# [DATASET CONTENT]
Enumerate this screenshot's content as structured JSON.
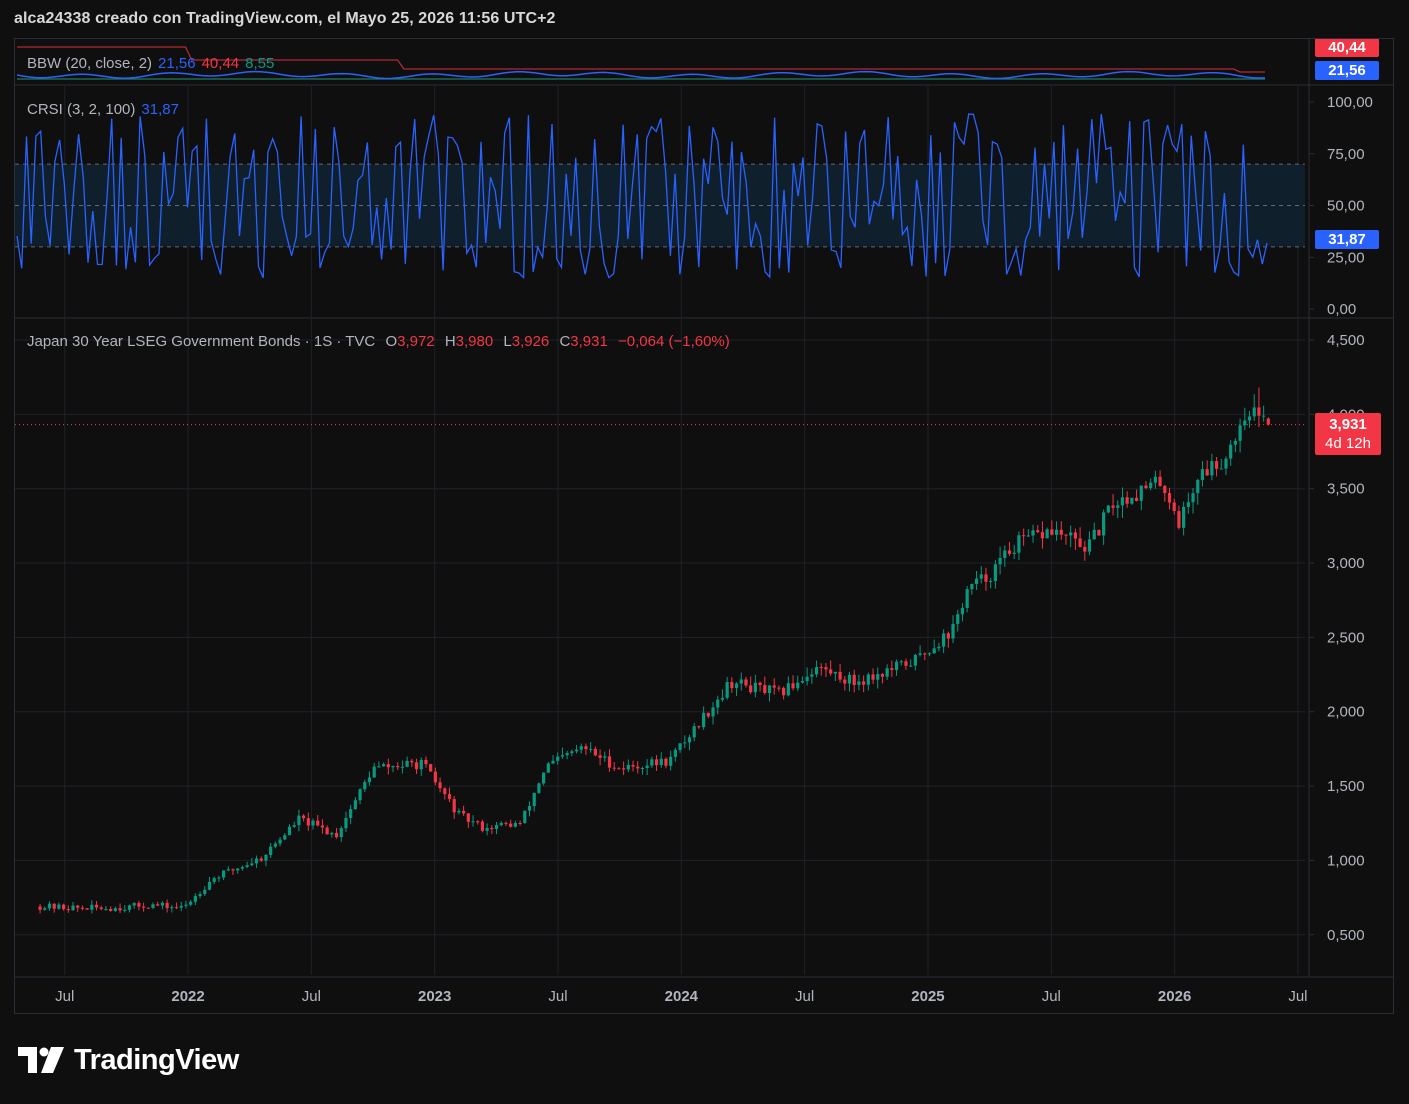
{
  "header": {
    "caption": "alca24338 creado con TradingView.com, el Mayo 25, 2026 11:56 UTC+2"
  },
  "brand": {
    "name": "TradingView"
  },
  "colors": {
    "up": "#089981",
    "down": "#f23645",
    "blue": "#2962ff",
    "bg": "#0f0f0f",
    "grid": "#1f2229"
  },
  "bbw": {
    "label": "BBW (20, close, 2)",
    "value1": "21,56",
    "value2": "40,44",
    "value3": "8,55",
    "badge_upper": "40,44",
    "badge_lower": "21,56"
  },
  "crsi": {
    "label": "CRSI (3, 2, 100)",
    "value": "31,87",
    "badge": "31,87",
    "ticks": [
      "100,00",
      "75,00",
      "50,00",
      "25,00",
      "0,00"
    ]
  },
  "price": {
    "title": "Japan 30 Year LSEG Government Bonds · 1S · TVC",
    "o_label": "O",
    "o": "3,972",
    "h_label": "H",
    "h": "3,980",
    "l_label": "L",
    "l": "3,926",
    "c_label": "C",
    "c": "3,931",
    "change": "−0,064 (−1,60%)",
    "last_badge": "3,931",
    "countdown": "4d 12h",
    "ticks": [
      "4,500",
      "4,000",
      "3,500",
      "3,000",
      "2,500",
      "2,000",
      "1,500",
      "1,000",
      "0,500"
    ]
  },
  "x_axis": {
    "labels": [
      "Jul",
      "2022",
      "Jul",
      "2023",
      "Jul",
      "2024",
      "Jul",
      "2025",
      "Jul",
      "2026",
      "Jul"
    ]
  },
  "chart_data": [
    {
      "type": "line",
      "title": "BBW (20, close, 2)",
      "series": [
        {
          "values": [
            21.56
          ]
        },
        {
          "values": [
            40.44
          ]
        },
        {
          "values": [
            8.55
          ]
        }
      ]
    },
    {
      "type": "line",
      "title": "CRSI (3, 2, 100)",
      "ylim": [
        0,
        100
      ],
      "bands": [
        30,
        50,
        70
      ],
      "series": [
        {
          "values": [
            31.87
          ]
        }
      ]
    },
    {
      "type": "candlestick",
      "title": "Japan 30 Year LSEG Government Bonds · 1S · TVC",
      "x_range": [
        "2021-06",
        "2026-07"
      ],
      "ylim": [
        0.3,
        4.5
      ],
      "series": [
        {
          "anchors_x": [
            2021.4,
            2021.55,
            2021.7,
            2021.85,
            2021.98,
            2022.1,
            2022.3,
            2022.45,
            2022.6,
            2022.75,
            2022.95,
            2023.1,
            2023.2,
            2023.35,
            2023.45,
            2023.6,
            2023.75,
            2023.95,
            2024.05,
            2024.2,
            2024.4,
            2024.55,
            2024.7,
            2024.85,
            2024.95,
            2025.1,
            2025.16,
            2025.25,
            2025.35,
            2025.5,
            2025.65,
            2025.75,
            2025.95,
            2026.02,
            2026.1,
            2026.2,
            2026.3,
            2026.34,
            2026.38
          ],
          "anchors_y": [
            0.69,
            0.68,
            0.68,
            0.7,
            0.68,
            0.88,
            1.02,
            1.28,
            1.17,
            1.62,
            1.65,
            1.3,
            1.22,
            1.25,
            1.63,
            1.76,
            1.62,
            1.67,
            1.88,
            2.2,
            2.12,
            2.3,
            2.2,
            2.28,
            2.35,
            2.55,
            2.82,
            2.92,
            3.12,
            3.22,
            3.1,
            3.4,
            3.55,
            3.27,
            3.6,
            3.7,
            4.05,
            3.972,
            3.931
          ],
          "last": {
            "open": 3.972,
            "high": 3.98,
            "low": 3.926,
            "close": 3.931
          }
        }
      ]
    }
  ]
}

# [AIM]
Every line of the records that includes the word "TradingView" should be gathered.

# [ANSWER]
    "caption": "alca24338 creado con TradingView.com, el Mayo 25, 2026 11:56 UTC+2"
    "name": "TradingView"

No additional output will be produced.